== DATA EXCERPTS ==

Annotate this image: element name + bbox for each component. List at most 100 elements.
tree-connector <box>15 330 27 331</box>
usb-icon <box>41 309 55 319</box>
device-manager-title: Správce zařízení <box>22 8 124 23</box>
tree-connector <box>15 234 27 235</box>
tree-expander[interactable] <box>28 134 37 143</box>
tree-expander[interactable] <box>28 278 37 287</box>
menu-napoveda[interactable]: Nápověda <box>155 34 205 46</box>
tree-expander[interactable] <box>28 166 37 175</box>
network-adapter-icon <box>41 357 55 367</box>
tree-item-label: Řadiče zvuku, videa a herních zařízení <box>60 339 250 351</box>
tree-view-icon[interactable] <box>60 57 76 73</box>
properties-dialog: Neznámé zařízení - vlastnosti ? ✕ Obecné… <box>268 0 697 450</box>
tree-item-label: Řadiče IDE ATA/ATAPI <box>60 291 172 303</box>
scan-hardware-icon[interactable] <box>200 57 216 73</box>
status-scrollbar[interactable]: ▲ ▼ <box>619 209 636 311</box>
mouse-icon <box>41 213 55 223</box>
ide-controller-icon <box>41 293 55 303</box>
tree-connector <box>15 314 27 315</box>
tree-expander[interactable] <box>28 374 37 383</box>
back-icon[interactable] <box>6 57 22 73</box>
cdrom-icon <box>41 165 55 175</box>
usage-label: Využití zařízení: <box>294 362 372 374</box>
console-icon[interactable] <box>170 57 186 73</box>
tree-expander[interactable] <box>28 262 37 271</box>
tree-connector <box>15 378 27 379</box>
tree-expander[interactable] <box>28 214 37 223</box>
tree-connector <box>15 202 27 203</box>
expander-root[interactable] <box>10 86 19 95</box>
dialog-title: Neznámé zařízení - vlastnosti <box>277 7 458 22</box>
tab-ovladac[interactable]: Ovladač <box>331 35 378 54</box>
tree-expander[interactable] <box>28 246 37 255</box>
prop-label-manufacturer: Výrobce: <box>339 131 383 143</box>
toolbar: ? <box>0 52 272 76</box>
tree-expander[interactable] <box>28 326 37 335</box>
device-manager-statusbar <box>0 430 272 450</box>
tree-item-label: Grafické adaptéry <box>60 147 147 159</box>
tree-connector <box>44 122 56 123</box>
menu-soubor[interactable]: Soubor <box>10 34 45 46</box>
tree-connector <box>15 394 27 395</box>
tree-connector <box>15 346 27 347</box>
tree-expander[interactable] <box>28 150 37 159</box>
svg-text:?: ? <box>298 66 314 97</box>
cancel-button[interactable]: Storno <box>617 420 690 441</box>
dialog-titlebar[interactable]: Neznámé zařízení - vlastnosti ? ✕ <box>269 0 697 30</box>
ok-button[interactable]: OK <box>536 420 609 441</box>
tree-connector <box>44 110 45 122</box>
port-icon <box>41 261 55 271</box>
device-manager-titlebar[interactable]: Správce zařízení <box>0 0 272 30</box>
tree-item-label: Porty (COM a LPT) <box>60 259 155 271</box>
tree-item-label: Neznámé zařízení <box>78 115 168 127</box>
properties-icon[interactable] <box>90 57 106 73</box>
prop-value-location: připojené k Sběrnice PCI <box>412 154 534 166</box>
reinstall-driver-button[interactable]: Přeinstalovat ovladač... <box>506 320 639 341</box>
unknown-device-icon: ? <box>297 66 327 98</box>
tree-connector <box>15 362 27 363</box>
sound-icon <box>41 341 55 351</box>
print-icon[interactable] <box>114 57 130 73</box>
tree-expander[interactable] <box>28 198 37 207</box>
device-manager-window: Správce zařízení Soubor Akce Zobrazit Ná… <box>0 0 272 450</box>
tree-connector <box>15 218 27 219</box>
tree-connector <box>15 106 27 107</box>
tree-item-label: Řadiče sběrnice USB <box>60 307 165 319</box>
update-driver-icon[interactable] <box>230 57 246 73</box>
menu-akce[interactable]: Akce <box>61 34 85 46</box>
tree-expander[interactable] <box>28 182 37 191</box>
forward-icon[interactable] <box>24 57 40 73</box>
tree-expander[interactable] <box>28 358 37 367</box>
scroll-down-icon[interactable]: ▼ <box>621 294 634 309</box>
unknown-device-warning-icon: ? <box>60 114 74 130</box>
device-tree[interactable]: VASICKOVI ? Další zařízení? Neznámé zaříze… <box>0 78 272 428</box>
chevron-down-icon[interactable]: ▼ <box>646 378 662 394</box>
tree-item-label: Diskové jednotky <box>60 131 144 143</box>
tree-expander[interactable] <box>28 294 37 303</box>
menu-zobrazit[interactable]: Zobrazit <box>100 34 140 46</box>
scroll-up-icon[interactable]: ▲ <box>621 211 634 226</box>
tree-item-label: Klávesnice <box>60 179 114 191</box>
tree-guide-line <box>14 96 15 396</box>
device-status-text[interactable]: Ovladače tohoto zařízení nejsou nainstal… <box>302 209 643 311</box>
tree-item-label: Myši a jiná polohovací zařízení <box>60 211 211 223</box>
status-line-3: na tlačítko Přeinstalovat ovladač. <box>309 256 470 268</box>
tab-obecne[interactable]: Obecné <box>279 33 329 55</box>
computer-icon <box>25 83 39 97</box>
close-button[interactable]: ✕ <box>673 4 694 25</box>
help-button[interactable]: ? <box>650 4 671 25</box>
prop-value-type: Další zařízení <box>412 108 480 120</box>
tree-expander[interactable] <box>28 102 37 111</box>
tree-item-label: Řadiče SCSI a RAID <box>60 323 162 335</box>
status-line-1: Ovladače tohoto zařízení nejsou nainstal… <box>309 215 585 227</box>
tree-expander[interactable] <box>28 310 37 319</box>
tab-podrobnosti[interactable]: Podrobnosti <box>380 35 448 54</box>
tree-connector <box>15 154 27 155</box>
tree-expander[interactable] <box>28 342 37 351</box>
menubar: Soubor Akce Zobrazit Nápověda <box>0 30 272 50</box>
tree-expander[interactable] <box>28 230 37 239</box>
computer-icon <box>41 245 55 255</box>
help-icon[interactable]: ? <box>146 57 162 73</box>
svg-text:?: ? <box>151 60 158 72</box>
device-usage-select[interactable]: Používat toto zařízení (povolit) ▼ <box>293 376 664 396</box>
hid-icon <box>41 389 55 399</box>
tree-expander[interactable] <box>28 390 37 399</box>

===

▶ INSTRUCTIONS TO FOLLOW: Can you format every line of the material above as a two-column Markdown table, with "Row" holding a running number and "Entry" holding the line itself, skipping any blank lines?

▶ WRITTEN ANSWER:
| Row | Entry |
|---|---|
| 1 | Annotate this image: element name + bbox for each component. List at most 100 elements. |
| 2 | tree-connector <box>15 330 27 331</box> |
| 3 | usb-icon <box>41 309 55 319</box> |
| 4 | device-manager-title: Správce zařízení <box>22 8 124 23</box> |
| 5 | tree-connector <box>15 234 27 235</box> |
| 6 | tree-expander[interactable] <box>28 134 37 143</box> |
| 7 | tree-expander[interactable] <box>28 278 37 287</box> |
| 8 | menu-napoveda[interactable]: Nápověda <box>155 34 205 46</box> |
| 9 | tree-expander[interactable] <box>28 166 37 175</box> |
| 10 | network-adapter-icon <box>41 357 55 367</box> |
| 11 | tree-item-label: Řadiče zvuku, videa a herních zařízení <box>60 339 250 351</box> |
| 12 | tree-view-icon[interactable] <box>60 57 76 73</box> |
| 13 | properties-dialog: Neznámé zařízení - vlastnosti ? ✕ Obecné… <box>268 0 697 450</box> |
| 14 | tree-item-label: Řadiče IDE ATA/ATAPI <box>60 291 172 303</box> |
| 15 | scan-hardware-icon[interactable] <box>200 57 216 73</box> |
| 16 | status-scrollbar[interactable]: ▲ ▼ <box>619 209 636 311</box> |
| 17 | mouse-icon <box>41 213 55 223</box> |
| 18 | ide-controller-icon <box>41 293 55 303</box> |
| 19 | tree-connector <box>15 314 27 315</box> |
| 20 | tree-expander[interactable] <box>28 374 37 383</box> |
| 21 | back-icon[interactable] <box>6 57 22 73</box> |
| 22 | cdrom-icon <box>41 165 55 175</box> |
| 23 | usage-label: Využití zařízení: <box>294 362 372 374</box> |
| 24 | console-icon[interactable] <box>170 57 186 73</box> |
| 25 | tree-expander[interactable] <box>28 262 37 271</box> |
| 26 | tree-connector <box>15 378 27 379</box> |
| 27 | tree-expander[interactable] <box>28 214 37 223</box> |
| 28 | tree-connector <box>15 202 27 203</box> |
| 29 | expander-root[interactable] <box>10 86 19 95</box> |
| 30 | dialog-title: Neznámé zařízení - vlastnosti <box>277 7 458 22</box> |
| 31 | tab-ovladac[interactable]: Ovladač <box>331 35 378 54</box> |
| 32 | tree-expander[interactable] <box>28 246 37 255</box> |
| 33 | prop-label-manufacturer: Výrobce: <box>339 131 383 143</box> |
| 34 | toolbar: ? <box>0 52 272 76</box> |
| 35 | tree-expander[interactable] <box>28 326 37 335</box> |
| 36 | device-manager-statusbar <box>0 430 272 450</box> |
| 37 | tree-item-label: Grafické adaptéry <box>60 147 147 159</box> |
| 38 | tree-connector <box>44 122 56 123</box> |
| 39 | menu-soubor[interactable]: Soubor <box>10 34 45 46</box> |
| 40 | tree-connector <box>15 394 27 395</box> |
| 41 | tree-connector <box>15 346 27 347</box> |
| 42 | tree-expander[interactable] <box>28 150 37 159</box> |
| 43 | svg-text:?: ? <box>298 66 314 97</box> |
| 44 | cancel-button[interactable]: Storno <box>617 420 690 441</box> |
| 45 | dialog-titlebar[interactable]: Neznámé zařízení - vlastnosti ? ✕ <box>269 0 697 30</box> |
| 46 | ok-button[interactable]: OK <box>536 420 609 441</box> |
| 47 | tree-connector <box>44 110 45 122</box> |
| 48 | port-icon <box>41 261 55 271</box> |
| 49 | device-manager-titlebar[interactable]: Správce zařízení <box>0 0 272 30</box> |
| 50 | tree-item-label: Porty (COM a LPT) <box>60 259 155 271</box> |
| 51 | tree-item-label: Neznámé zařízení <box>78 115 168 127</box> |
| 52 | properties-icon[interactable] <box>90 57 106 73</box> |
| 53 | prop-value-location: připojené k Sběrnice PCI <box>412 154 534 166</box> |
| 54 | reinstall-driver-button[interactable]: Přeinstalovat ovladač... <box>506 320 639 341</box> |
| 55 | unknown-device-icon: ? <box>297 66 327 98</box> |
| 56 | tree-connector <box>15 362 27 363</box> |
| 57 | sound-icon <box>41 341 55 351</box> |
| 58 | print-icon[interactable] <box>114 57 130 73</box> |
| 59 | tree-expander[interactable] <box>28 198 37 207</box> |
| 60 | device-manager-window: Správce zařízení Soubor Akce Zobrazit Ná… <box>0 0 272 450</box> |
| 61 | tree-connector <box>15 218 27 219</box> |
| 62 | tree-connector <box>15 106 27 107</box> |
| 63 | tree-item-label: Řadiče sběrnice USB <box>60 307 165 319</box> |
| 64 | update-driver-icon[interactable] <box>230 57 246 73</box> |
| 65 | menu-akce[interactable]: Akce <box>61 34 85 46</box> |
| 66 | tree-expander[interactable] <box>28 182 37 191</box> |
| 67 | forward-icon[interactable] <box>24 57 40 73</box> |
| 68 | tree-expander[interactable] <box>28 358 37 367</box> |
| 69 | scroll-down-icon[interactable]: ▼ <box>621 294 634 309</box> |
| 70 | unknown-device-warning-icon: ? <box>60 114 74 130</box> |
| 71 | device-tree[interactable]: VASICKOVI ? Další zařízení? Neznámé zaříze… <box>0 78 272 428</box> |
| 72 | chevron-down-icon[interactable]: ▼ <box>646 378 662 394</box> |
| 73 | tree-item-label: Diskové jednotky <box>60 131 144 143</box> |
| 74 | tree-expander[interactable] <box>28 294 37 303</box> |
| 75 | menu-zobrazit[interactable]: Zobrazit <box>100 34 140 46</box> |
| 76 | scroll-up-icon[interactable]: ▲ <box>621 211 634 226</box> |
| 77 | tree-item-label: Klávesnice <box>60 179 114 191</box> |
| 78 | tree-guide-line <box>14 96 15 396</box> |
| 79 | device-status-text[interactable]: Ovladače tohoto zařízení nejsou nainstal… <box>302 209 643 311</box> |
| 80 | tree-item-label: Myši a jiná polohovací zařízení <box>60 211 211 223</box> |
| 81 | status-line-3: na tlačítko Přeinstalovat ovladač. <box>309 256 470 268</box> |
| 82 | tab-obecne[interactable]: Obecné <box>279 33 329 55</box> |
| 83 | computer-icon <box>25 83 39 97</box> |
| 84 | close-button[interactable]: ✕ <box>673 4 694 25</box> |
| 85 | help-button[interactable]: ? <box>650 4 671 25</box> |
| 86 | prop-value-type: Další zařízení <box>412 108 480 120</box> |
| 87 | tree-expander[interactable] <box>28 102 37 111</box> |
| 88 | tree-item-label: Řadiče SCSI a RAID <box>60 323 162 335</box> |
| 89 | status-line-1: Ovladače tohoto zařízení nejsou nainstal… <box>309 215 585 227</box> |
| 90 | tree-expander[interactable] <box>28 310 37 319</box> |
| 91 | tab-podrobnosti[interactable]: Podrobnosti <box>380 35 448 54</box> |
| 92 | tree-connector <box>15 154 27 155</box> |
| 93 | tree-expander[interactable] <box>28 342 37 351</box> |
| 94 | menubar: Soubor Akce Zobrazit Nápověda <box>0 30 272 50</box> |
| 95 | tree-expander[interactable] <box>28 230 37 239</box> |
| 96 | computer-icon <box>41 245 55 255</box> |
| 97 | help-icon[interactable]: ? <box>146 57 162 73</box> |
| 98 | svg-text:?: ? <box>151 60 158 72</box> |
| 99 | device-usage-select[interactable]: Používat toto zařízení (povolit) ▼ <box>293 376 664 396</box> |
| 100 | hid-icon <box>41 389 55 399</box> |
| 101 | tree-expander[interactable] <box>28 390 37 399</box> |